▶ _TASK BRIEF_
In the excerpt on the Source Code Gatherer script, what is the name of the file the script creates?

▶ _DOCUMENT EXCERPT_
- - -

The script will create a file named gathered_source_code.txt in the current directory, containing all the source code from the specified folder.

Output Format

The generated file will contain all source code with clear separators between files:

// Filepath:  src/main.py

[Content of main.py]

// Filepath: src/utils/helper.py

[Content of helper.py]

Best Practices

Optimizing Your Workflow

  1. Choose the Right Scope:

    • Select specific subdirectories for focused analysis
    • Avoid including unnecessary files like build outputs or dependencies
  2. Managing Large Codebases:

    • Break down large projects into smaller chunks
    • Consider AI platform token limits
    • Focus on related code files for better context
  3. Effective AI Queries:

    • Provide clear questions about the gathered code
    • Reference specific files or functions in your questions
    • Consider including relevant documentation files

Benefits Over IDE Integration

While many IDEs offer direct AI integration, this script provides several unique advantages:

  1. Platform Independence:

    • Works with any AI chatbot
    • No vendor lock-in
    • Simple to modify and customize
  2. Context Control:

    • Precise control over what code is included
    • Easy to exclude irrelevant files
    • Maintain focus on specific code areas
  3. Simplicity:

    • No complex setup required
    • Works with any project structure
    • Easy to understand and modify

Conclusion

The Source Code Gatherer script provides a simple yet effective way to prepare your code for AI analysis. By streamlining the process of collecting source code, it allows developers to focus on getting meaningful insights from AI chatbots rather than wrestling with how to provide code context to them.

- - -

▶ _EXCERPTED DATA_
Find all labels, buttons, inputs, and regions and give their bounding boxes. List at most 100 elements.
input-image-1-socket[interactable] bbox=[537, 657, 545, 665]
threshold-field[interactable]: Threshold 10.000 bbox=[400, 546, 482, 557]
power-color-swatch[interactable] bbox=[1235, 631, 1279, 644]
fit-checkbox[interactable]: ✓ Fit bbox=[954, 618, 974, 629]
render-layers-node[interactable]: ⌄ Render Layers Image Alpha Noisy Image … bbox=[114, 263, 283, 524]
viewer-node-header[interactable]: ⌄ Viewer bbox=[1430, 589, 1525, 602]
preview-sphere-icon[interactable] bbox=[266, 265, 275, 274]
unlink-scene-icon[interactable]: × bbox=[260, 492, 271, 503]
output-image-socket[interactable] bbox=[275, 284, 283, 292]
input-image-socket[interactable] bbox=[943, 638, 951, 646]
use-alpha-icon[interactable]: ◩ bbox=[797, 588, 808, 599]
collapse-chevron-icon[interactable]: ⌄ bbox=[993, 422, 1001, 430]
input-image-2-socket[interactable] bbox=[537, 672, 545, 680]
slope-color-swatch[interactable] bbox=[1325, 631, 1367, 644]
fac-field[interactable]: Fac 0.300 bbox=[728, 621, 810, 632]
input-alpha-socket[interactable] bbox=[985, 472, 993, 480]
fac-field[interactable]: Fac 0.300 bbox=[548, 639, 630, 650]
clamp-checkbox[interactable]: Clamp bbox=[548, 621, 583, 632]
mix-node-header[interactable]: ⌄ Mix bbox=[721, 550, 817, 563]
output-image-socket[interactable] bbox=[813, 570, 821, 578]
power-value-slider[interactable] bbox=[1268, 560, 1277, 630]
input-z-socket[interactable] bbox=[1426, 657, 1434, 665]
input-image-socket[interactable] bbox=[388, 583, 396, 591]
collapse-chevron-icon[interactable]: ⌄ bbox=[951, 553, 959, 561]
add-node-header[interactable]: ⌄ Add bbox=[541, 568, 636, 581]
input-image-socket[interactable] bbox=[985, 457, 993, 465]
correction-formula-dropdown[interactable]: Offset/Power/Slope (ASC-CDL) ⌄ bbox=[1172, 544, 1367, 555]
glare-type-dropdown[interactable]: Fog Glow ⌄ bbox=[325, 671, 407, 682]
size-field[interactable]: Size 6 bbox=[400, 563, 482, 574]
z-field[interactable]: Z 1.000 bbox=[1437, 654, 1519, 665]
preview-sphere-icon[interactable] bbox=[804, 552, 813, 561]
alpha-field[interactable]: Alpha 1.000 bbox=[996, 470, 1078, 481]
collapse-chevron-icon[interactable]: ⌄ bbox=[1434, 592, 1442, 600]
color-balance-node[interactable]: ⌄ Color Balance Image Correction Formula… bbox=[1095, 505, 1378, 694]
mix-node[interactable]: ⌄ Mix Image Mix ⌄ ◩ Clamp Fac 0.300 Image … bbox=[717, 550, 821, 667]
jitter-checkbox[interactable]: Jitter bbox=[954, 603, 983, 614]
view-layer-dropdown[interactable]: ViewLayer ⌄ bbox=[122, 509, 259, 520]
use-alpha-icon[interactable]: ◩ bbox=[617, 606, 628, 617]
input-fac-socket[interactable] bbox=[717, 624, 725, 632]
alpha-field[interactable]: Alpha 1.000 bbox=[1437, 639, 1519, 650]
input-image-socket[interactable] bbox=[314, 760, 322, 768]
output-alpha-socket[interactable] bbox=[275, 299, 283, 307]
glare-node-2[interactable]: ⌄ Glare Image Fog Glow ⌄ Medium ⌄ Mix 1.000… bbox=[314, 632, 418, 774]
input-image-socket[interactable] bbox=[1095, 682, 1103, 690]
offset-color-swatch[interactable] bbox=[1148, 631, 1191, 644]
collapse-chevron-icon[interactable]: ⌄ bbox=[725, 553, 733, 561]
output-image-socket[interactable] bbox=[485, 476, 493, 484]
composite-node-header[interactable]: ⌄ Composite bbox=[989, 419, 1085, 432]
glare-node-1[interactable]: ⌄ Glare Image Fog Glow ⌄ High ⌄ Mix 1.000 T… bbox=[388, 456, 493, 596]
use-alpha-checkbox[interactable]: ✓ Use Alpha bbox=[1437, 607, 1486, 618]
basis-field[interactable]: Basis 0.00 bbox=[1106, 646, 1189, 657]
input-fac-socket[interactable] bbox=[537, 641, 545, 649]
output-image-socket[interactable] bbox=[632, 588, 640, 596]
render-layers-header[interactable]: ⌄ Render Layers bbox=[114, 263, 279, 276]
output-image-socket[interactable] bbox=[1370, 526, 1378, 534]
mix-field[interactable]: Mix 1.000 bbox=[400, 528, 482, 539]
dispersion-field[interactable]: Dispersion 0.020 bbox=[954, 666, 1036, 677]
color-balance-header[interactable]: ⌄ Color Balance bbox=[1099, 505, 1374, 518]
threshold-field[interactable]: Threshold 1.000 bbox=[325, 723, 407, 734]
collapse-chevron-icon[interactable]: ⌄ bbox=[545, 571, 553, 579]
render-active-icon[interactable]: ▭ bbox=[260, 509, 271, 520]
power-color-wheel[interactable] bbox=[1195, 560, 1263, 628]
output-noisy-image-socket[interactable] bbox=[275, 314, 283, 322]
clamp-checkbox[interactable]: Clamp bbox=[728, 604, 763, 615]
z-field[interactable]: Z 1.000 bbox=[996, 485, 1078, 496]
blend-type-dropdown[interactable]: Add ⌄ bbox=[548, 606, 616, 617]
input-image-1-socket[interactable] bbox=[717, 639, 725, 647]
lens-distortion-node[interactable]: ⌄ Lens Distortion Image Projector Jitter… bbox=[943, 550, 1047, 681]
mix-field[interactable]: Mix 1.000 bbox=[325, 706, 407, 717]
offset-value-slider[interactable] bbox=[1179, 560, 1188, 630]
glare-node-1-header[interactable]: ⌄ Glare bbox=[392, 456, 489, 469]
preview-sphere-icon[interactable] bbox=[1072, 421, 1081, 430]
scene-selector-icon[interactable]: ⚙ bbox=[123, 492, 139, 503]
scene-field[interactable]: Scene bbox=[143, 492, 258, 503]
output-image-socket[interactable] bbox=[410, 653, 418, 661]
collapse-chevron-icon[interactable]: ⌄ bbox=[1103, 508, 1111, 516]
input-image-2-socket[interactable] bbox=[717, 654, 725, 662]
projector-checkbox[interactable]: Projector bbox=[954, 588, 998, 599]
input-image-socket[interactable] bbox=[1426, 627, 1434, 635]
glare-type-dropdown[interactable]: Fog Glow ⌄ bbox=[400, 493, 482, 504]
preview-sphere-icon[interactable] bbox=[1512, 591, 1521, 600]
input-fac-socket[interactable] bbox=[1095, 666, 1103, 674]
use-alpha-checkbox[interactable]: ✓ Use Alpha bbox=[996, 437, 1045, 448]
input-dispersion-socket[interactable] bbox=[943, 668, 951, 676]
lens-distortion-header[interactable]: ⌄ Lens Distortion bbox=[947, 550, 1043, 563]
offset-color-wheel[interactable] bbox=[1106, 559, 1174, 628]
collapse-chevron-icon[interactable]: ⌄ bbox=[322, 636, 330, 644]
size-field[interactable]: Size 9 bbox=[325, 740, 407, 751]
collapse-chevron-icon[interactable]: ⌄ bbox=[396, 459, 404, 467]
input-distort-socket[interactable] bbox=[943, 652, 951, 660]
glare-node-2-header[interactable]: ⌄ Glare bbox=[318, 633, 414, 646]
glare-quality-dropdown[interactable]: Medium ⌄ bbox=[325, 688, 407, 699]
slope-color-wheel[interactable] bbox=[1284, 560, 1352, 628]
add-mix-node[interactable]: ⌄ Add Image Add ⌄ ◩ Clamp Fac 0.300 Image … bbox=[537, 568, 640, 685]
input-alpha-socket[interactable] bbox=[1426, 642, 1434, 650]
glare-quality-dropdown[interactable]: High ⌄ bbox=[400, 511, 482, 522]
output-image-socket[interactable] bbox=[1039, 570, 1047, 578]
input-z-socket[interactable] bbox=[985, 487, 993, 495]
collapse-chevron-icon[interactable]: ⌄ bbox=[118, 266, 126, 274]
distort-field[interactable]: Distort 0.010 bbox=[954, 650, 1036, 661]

- - -

▶ _ANSWER SECTION_
gathered_source_code.txt